== Given records ==
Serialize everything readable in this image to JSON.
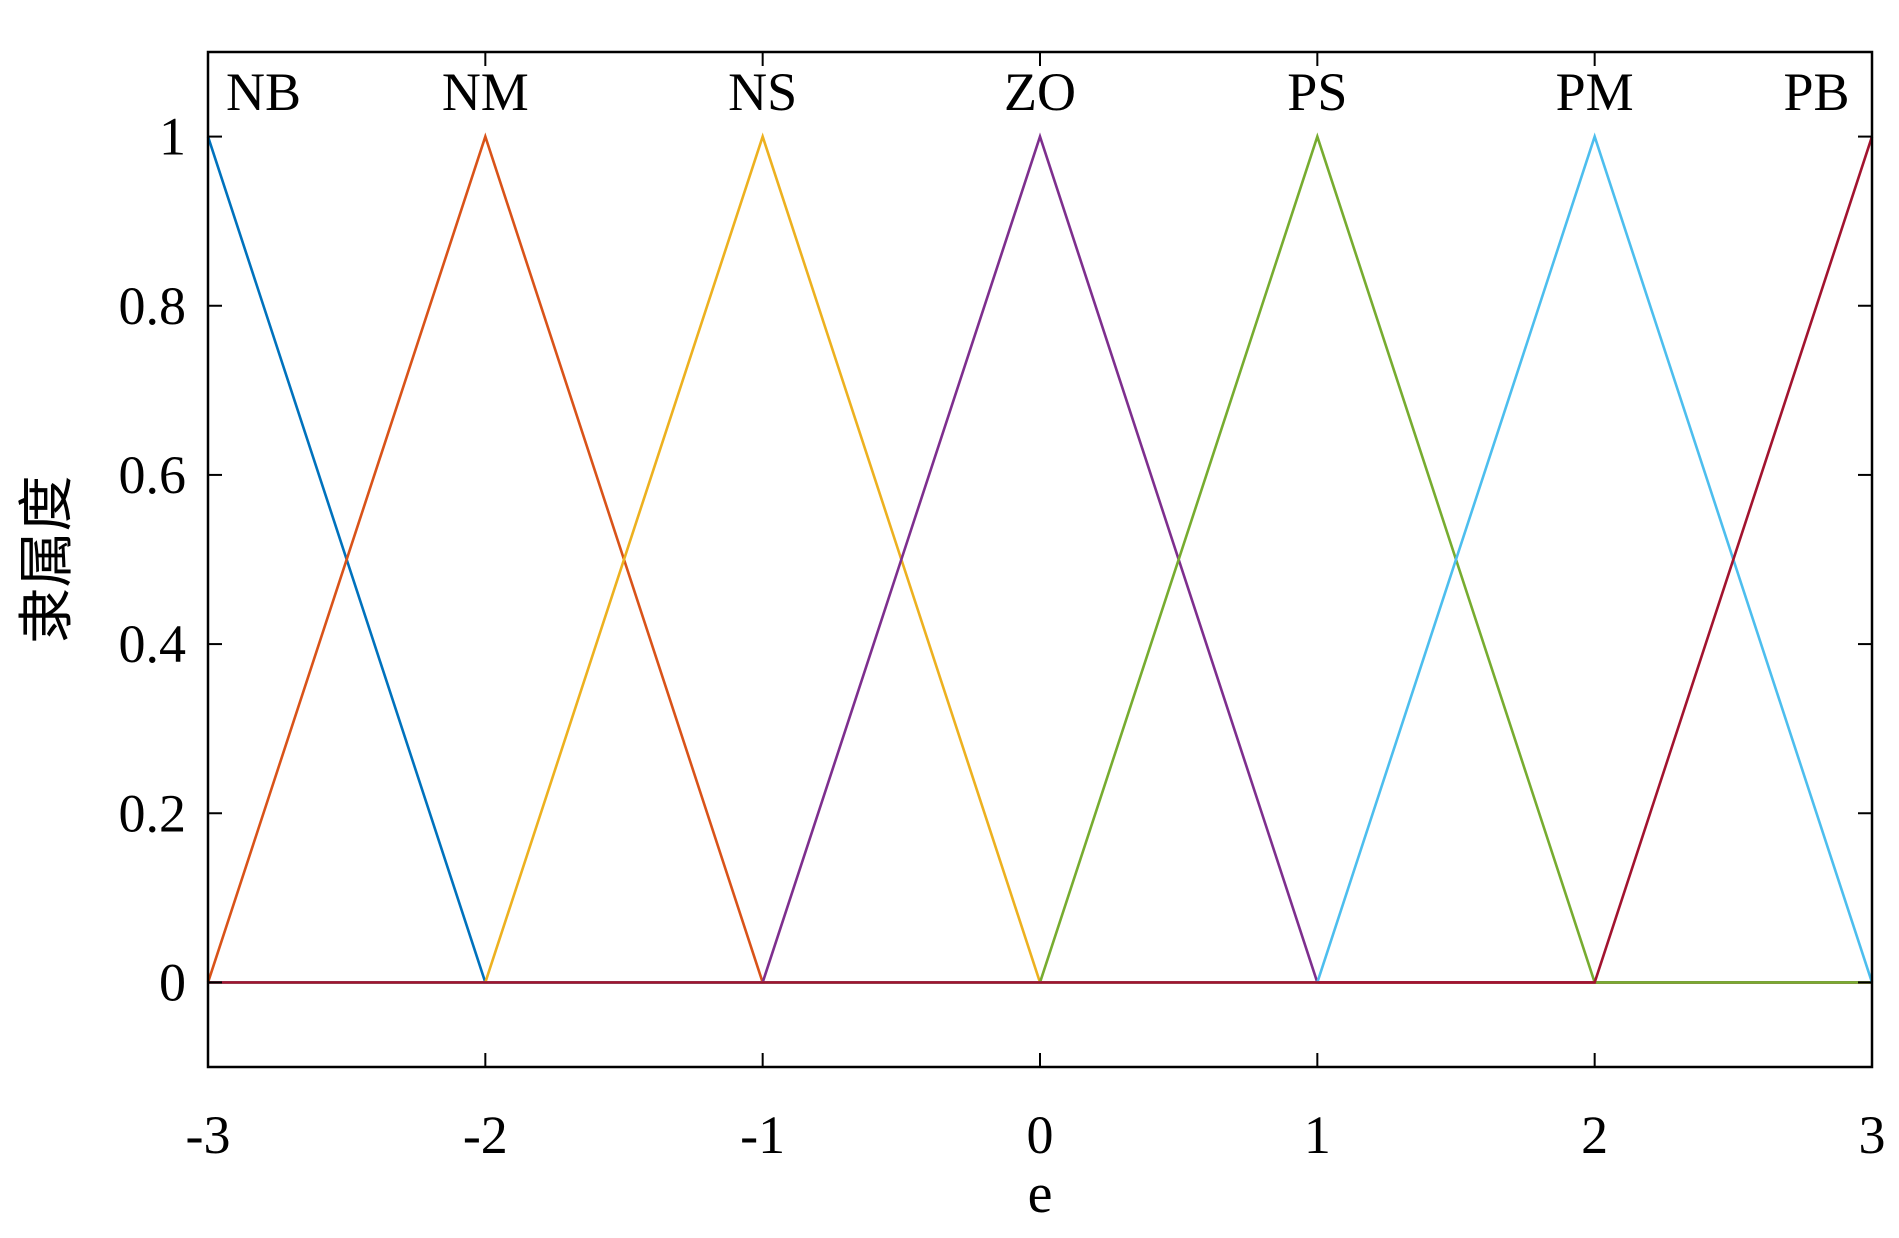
{
  "chart_data": {
    "type": "line",
    "title": "",
    "xlabel": "e",
    "ylabel": "隶属度",
    "xlim": [
      -3,
      3
    ],
    "ylim": [
      -0.1,
      1.1
    ],
    "grid": false,
    "legend": "none",
    "xticks": [
      -3,
      -2,
      -1,
      0,
      1,
      2,
      3
    ],
    "xtick_labels": [
      "-3",
      "-2",
      "-1",
      "0",
      "1",
      "2",
      "3"
    ],
    "yticks": [
      0,
      0.2,
      0.4,
      0.6,
      0.8,
      1
    ],
    "ytick_labels": [
      "0",
      "0.2",
      "0.4",
      "0.6",
      "0.8",
      "1"
    ],
    "series": [
      {
        "name": "NB",
        "color": "#0072BD",
        "x": [
          -3,
          -2,
          3
        ],
        "y": [
          1,
          0,
          0
        ]
      },
      {
        "name": "NM",
        "color": "#D95319",
        "x": [
          -3,
          -2,
          -1,
          3
        ],
        "y": [
          0,
          1,
          0,
          0
        ]
      },
      {
        "name": "NS",
        "color": "#EDB120",
        "x": [
          -3,
          -2,
          -1,
          0,
          3
        ],
        "y": [
          0,
          0,
          1,
          0,
          0
        ]
      },
      {
        "name": "ZO",
        "color": "#7E2F8E",
        "x": [
          -3,
          -1,
          0,
          1,
          3
        ],
        "y": [
          0,
          0,
          1,
          0,
          0
        ]
      },
      {
        "name": "PS",
        "color": "#77AC30",
        "x": [
          -3,
          0,
          1,
          2,
          3
        ],
        "y": [
          0,
          0,
          1,
          0,
          0
        ]
      },
      {
        "name": "PM",
        "color": "#4DBEEE",
        "x": [
          -3,
          1,
          2,
          3
        ],
        "y": [
          0,
          0,
          1,
          0
        ]
      },
      {
        "name": "PB",
        "color": "#A2142F",
        "x": [
          -3,
          2,
          3
        ],
        "y": [
          0,
          0,
          1
        ]
      }
    ],
    "series_label_positions": [
      -2.8,
      -2.0,
      -1.0,
      0.0,
      1.0,
      2.0,
      2.8
    ]
  }
}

== What is expected ==
Look over the listing. Pull out every line with the string "name" in it.

== Output for this exercise ==
        "name": "NB",
        "name": "NM",
        "name": "NS",
        "name": "ZO",
        "name": "PS",
        "name": "PM",
        "name": "PB",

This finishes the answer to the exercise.